*STATED GOAL*
Can you write out all of the material below, word for word?

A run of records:
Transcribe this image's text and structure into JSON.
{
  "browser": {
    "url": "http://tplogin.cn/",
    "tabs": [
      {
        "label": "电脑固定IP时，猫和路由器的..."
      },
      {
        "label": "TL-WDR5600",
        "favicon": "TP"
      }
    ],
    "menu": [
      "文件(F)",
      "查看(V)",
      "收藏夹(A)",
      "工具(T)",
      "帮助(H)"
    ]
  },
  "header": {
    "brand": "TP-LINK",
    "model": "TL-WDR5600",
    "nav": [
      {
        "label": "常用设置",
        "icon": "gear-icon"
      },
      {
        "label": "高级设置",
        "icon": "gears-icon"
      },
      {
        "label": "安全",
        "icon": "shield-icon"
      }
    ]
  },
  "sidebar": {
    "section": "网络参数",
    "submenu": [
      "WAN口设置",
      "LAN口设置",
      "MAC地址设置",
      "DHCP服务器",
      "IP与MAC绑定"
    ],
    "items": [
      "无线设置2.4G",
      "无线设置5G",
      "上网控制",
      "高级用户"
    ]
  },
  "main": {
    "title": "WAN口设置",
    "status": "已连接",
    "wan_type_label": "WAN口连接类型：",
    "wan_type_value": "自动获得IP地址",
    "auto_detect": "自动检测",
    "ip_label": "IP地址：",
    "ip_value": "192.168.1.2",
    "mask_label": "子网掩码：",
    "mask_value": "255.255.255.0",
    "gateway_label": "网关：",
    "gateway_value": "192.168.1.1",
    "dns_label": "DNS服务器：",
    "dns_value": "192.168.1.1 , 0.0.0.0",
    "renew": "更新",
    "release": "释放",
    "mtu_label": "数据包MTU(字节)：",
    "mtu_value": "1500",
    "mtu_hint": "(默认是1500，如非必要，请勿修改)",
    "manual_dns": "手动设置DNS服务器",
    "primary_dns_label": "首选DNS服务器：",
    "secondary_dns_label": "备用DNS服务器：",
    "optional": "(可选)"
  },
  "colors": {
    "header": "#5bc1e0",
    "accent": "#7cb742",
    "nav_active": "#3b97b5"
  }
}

*OUTPUT FOR THIS EXERCISE*
Transcribe this image's text and structure into JSON.
{
  "browser": {
    "url": "http://tplogin.cn/",
    "tabs": [
      {
        "label": "电脑固定IP时，猫和路由器的..."
      },
      {
        "label": "TL-WDR5600",
        "favicon": "TP"
      }
    ],
    "menu": [
      "文件(F)",
      "查看(V)",
      "收藏夹(A)",
      "工具(T)",
      "帮助(H)"
    ]
  },
  "header": {
    "brand": "TP-LINK",
    "model": "TL-WDR5600",
    "nav": [
      {
        "label": "常用设置",
        "icon": "gear-icon"
      },
      {
        "label": "高级设置",
        "icon": "gears-icon"
      },
      {
        "label": "安全",
        "icon": "shield-icon"
      }
    ]
  },
  "sidebar": {
    "section": "网络参数",
    "submenu": [
      "WAN口设置",
      "LAN口设置",
      "MAC地址设置",
      "DHCP服务器",
      "IP与MAC绑定"
    ],
    "items": [
      "无线设置2.4G",
      "无线设置5G",
      "上网控制",
      "高级用户"
    ]
  },
  "main": {
    "title": "WAN口设置",
    "status": "已连接",
    "wan_type_label": "WAN口连接类型：",
    "wan_type_value": "自动获得IP地址",
    "auto_detect": "自动检测",
    "ip_label": "IP地址：",
    "ip_value": "192.168.1.2",
    "mask_label": "子网掩码：",
    "mask_value": "255.255.255.0",
    "gateway_label": "网关：",
    "gateway_value": "192.168.1.1",
    "dns_label": "DNS服务器：",
    "dns_value": "192.168.1.1 , 0.0.0.0",
    "renew": "更新",
    "release": "释放",
    "mtu_label": "数据包MTU(字节)：",
    "mtu_value": "1500",
    "mtu_hint": "(默认是1500，如非必要，请勿修改)",
    "manual_dns": "手动设置DNS服务器",
    "primary_dns_label": "首选DNS服务器：",
    "secondary_dns_label": "备用DNS服务器：",
    "optional": "(可选)"
  },
  "colors": {
    "header": "#5bc1e0",
    "accent": "#7cb742",
    "nav_active": "#3b97b5"
  }
}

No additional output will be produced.